## OBJECTIVE:
Please give the count of lines holding the string "Sполной" and nothing besides.

## LISTED ENTRIES:
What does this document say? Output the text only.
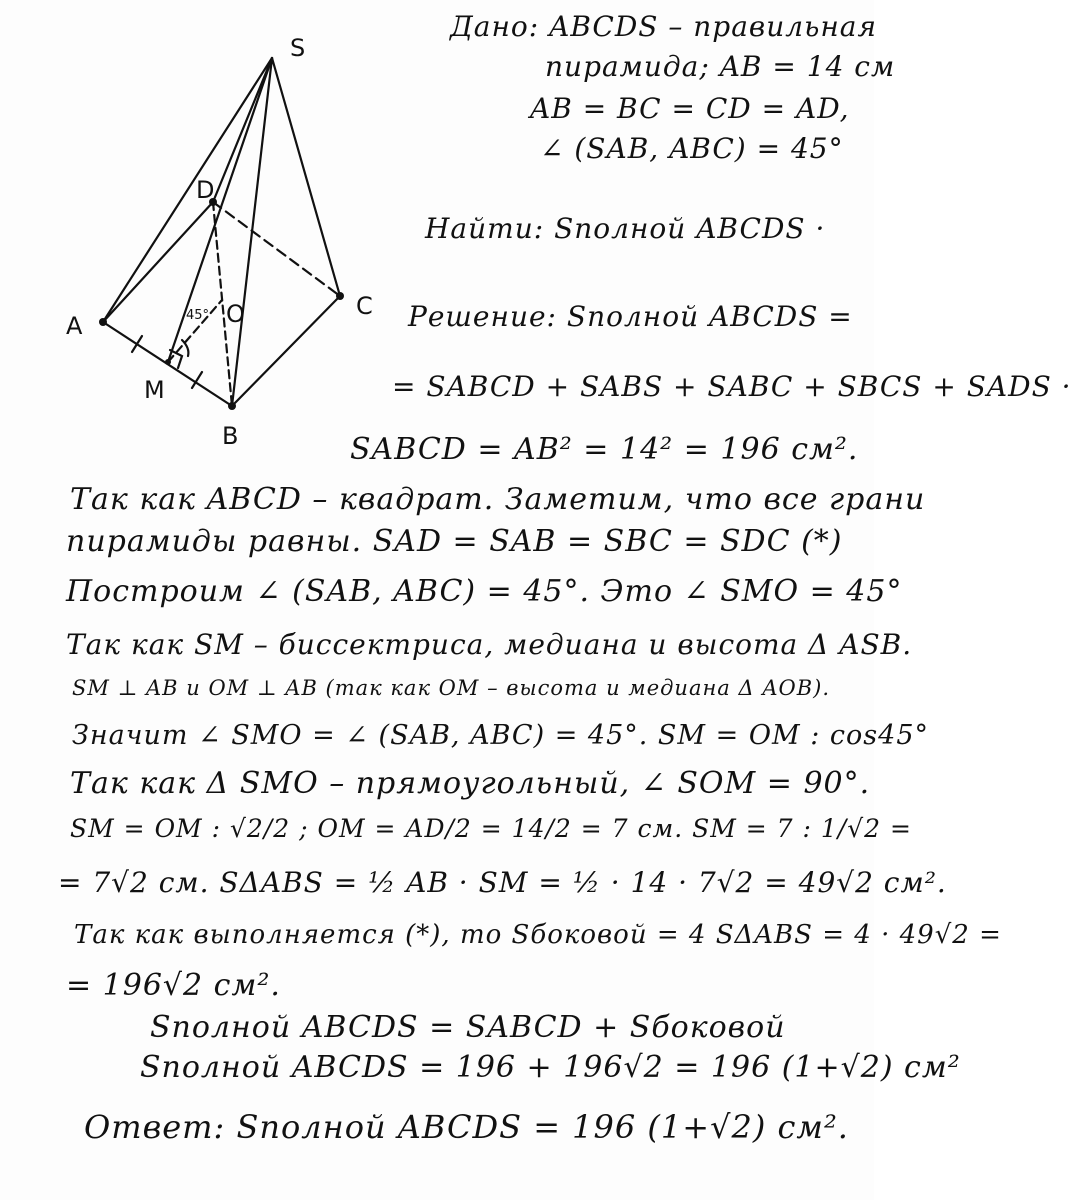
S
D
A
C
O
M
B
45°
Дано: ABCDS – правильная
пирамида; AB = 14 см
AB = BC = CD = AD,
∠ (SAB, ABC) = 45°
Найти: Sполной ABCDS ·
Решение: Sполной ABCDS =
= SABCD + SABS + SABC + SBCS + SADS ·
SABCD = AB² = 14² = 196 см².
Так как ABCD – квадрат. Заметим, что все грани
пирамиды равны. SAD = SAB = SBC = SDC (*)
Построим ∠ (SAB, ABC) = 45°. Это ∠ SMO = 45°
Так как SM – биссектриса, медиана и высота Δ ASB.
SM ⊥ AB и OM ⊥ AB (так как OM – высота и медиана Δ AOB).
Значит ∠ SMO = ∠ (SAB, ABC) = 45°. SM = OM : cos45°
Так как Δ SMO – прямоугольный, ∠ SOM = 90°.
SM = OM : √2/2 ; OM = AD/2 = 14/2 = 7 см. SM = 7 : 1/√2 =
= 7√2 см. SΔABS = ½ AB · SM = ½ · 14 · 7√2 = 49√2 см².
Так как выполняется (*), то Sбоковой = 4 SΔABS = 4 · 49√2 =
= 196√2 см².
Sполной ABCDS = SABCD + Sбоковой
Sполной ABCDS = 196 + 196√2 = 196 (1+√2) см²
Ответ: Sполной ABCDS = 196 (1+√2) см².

--

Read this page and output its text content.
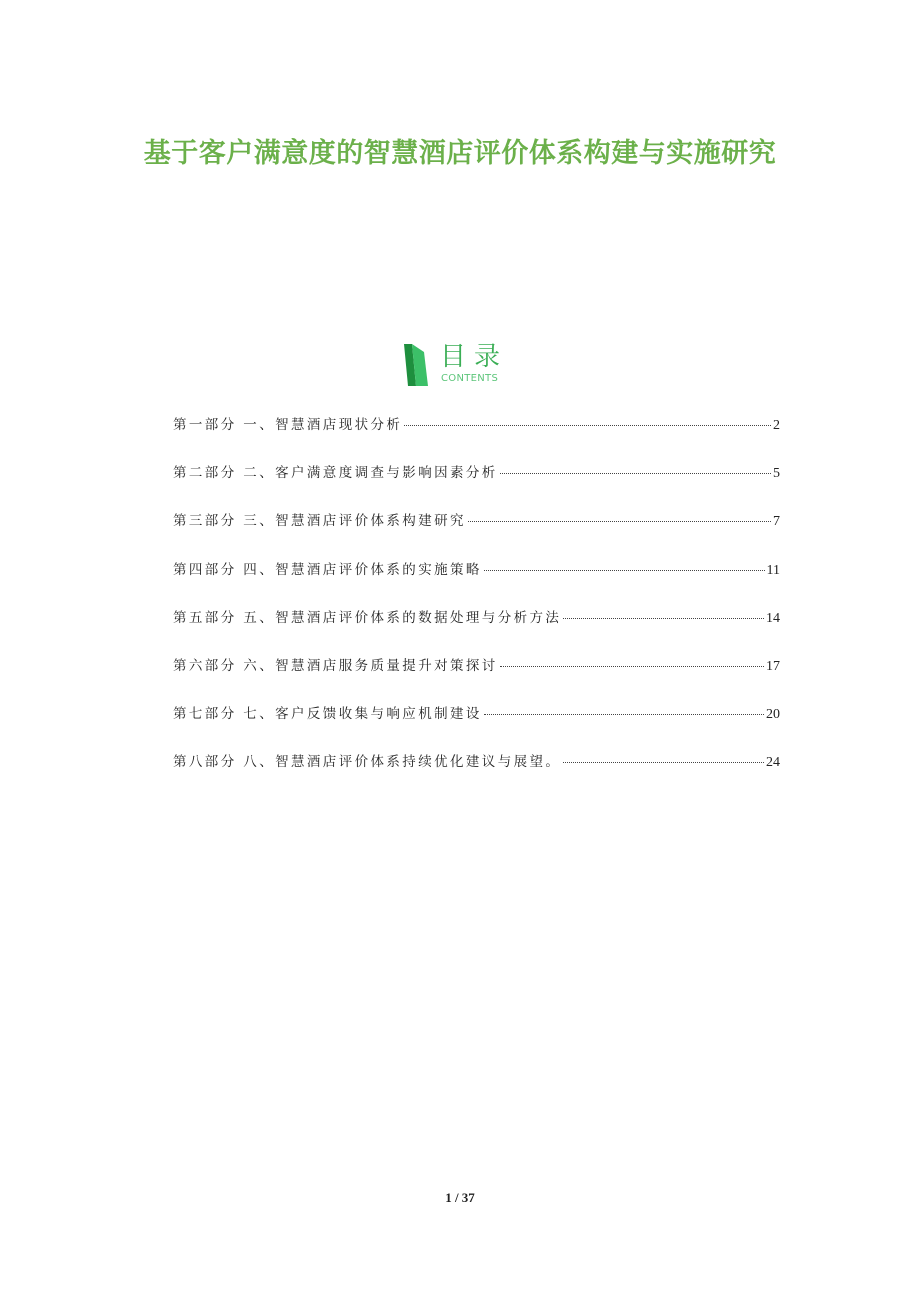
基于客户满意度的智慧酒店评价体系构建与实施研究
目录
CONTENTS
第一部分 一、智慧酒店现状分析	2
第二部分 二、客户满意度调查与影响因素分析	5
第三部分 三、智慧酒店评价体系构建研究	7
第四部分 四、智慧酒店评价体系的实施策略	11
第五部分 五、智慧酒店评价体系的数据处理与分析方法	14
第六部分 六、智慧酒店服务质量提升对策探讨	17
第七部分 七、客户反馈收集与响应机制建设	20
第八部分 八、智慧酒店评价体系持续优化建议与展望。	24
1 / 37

## FINISHED TASK:
5